== Provided information ==
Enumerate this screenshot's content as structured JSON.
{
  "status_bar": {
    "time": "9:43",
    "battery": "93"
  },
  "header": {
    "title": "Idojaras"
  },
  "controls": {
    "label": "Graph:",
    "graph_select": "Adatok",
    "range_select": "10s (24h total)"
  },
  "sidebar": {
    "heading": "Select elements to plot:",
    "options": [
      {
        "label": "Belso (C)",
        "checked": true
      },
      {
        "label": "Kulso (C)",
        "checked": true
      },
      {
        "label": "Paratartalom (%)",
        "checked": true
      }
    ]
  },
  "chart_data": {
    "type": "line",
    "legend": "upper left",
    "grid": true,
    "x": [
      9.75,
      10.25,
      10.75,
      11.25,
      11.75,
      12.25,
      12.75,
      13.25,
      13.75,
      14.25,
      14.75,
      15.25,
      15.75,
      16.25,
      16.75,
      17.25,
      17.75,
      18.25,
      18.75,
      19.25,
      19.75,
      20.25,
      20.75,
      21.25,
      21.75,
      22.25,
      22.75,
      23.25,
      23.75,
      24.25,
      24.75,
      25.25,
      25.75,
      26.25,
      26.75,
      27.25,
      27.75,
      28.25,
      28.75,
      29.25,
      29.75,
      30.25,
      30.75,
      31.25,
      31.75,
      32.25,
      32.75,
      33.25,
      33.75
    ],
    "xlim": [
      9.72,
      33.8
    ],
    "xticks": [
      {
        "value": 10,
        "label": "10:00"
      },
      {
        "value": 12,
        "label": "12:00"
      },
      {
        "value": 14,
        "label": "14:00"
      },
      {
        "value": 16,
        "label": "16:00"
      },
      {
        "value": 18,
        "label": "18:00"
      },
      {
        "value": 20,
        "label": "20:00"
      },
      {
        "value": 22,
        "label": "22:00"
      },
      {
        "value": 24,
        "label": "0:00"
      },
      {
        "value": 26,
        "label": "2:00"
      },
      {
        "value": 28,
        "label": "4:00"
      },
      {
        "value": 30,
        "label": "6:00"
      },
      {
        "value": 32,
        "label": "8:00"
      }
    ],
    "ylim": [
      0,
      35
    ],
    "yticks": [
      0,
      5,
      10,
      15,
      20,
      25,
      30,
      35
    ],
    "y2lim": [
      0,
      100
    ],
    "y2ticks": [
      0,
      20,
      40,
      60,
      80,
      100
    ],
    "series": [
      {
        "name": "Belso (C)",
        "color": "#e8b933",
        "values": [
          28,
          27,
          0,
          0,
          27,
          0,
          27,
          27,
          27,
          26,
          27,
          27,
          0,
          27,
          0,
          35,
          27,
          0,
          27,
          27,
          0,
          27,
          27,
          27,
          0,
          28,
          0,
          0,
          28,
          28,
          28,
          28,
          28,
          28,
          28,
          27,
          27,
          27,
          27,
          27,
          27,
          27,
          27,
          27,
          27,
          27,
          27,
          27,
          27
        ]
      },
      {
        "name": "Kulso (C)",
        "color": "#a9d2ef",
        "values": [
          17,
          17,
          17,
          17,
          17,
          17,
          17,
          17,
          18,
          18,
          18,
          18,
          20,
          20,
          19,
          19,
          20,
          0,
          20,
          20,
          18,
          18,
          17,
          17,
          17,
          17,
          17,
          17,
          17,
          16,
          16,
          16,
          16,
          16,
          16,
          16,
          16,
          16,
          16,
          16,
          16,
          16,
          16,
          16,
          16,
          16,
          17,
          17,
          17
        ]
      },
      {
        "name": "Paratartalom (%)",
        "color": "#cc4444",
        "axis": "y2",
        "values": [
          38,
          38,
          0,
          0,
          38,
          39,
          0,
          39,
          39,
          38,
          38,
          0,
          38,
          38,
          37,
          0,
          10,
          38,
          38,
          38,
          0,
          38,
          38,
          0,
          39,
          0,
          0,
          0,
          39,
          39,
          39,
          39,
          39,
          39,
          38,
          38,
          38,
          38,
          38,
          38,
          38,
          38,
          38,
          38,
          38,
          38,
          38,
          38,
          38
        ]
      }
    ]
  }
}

== What is asked ==
Print every record exactly as it was given.

== Answer to the exercise ==
Enumerate this screenshot's content as structured JSON.
{
  "status_bar": {
    "time": "9:43",
    "battery": "93"
  },
  "header": {
    "title": "Idojaras"
  },
  "controls": {
    "label": "Graph:",
    "graph_select": "Adatok",
    "range_select": "10s (24h total)"
  },
  "sidebar": {
    "heading": "Select elements to plot:",
    "options": [
      {
        "label": "Belso (C)",
        "checked": true
      },
      {
        "label": "Kulso (C)",
        "checked": true
      },
      {
        "label": "Paratartalom (%)",
        "checked": true
      }
    ]
  },
  "chart_data": {
    "type": "line",
    "legend": "upper left",
    "grid": true,
    "x": [
      9.75,
      10.25,
      10.75,
      11.25,
      11.75,
      12.25,
      12.75,
      13.25,
      13.75,
      14.25,
      14.75,
      15.25,
      15.75,
      16.25,
      16.75,
      17.25,
      17.75,
      18.25,
      18.75,
      19.25,
      19.75,
      20.25,
      20.75,
      21.25,
      21.75,
      22.25,
      22.75,
      23.25,
      23.75,
      24.25,
      24.75,
      25.25,
      25.75,
      26.25,
      26.75,
      27.25,
      27.75,
      28.25,
      28.75,
      29.25,
      29.75,
      30.25,
      30.75,
      31.25,
      31.75,
      32.25,
      32.75,
      33.25,
      33.75
    ],
    "xlim": [
      9.72,
      33.8
    ],
    "xticks": [
      {
        "value": 10,
        "label": "10:00"
      },
      {
        "value": 12,
        "label": "12:00"
      },
      {
        "value": 14,
        "label": "14:00"
      },
      {
        "value": 16,
        "label": "16:00"
      },
      {
        "value": 18,
        "label": "18:00"
      },
      {
        "value": 20,
        "label": "20:00"
      },
      {
        "value": 22,
        "label": "22:00"
      },
      {
        "value": 24,
        "label": "0:00"
      },
      {
        "value": 26,
        "label": "2:00"
      },
      {
        "value": 28,
        "label": "4:00"
      },
      {
        "value": 30,
        "label": "6:00"
      },
      {
        "value": 32,
        "label": "8:00"
      }
    ],
    "ylim": [
      0,
      35
    ],
    "yticks": [
      0,
      5,
      10,
      15,
      20,
      25,
      30,
      35
    ],
    "y2lim": [
      0,
      100
    ],
    "y2ticks": [
      0,
      20,
      40,
      60,
      80,
      100
    ],
    "series": [
      {
        "name": "Belso (C)",
        "color": "#e8b933",
        "values": [
          28,
          27,
          0,
          0,
          27,
          0,
          27,
          27,
          27,
          26,
          27,
          27,
          0,
          27,
          0,
          35,
          27,
          0,
          27,
          27,
          0,
          27,
          27,
          27,
          0,
          28,
          0,
          0,
          28,
          28,
          28,
          28,
          28,
          28,
          28,
          27,
          27,
          27,
          27,
          27,
          27,
          27,
          27,
          27,
          27,
          27,
          27,
          27,
          27
        ]
      },
      {
        "name": "Kulso (C)",
        "color": "#a9d2ef",
        "values": [
          17,
          17,
          17,
          17,
          17,
          17,
          17,
          17,
          18,
          18,
          18,
          18,
          20,
          20,
          19,
          19,
          20,
          0,
          20,
          20,
          18,
          18,
          17,
          17,
          17,
          17,
          17,
          17,
          17,
          16,
          16,
          16,
          16,
          16,
          16,
          16,
          16,
          16,
          16,
          16,
          16,
          16,
          16,
          16,
          16,
          16,
          17,
          17,
          17
        ]
      },
      {
        "name": "Paratartalom (%)",
        "color": "#cc4444",
        "axis": "y2",
        "values": [
          38,
          38,
          0,
          0,
          38,
          39,
          0,
          39,
          39,
          38,
          38,
          0,
          38,
          38,
          37,
          0,
          10,
          38,
          38,
          38,
          0,
          38,
          38,
          0,
          39,
          0,
          0,
          0,
          39,
          39,
          39,
          39,
          39,
          39,
          38,
          38,
          38,
          38,
          38,
          38,
          38,
          38,
          38,
          38,
          38,
          38,
          38,
          38,
          38
        ]
      }
    ]
  }
}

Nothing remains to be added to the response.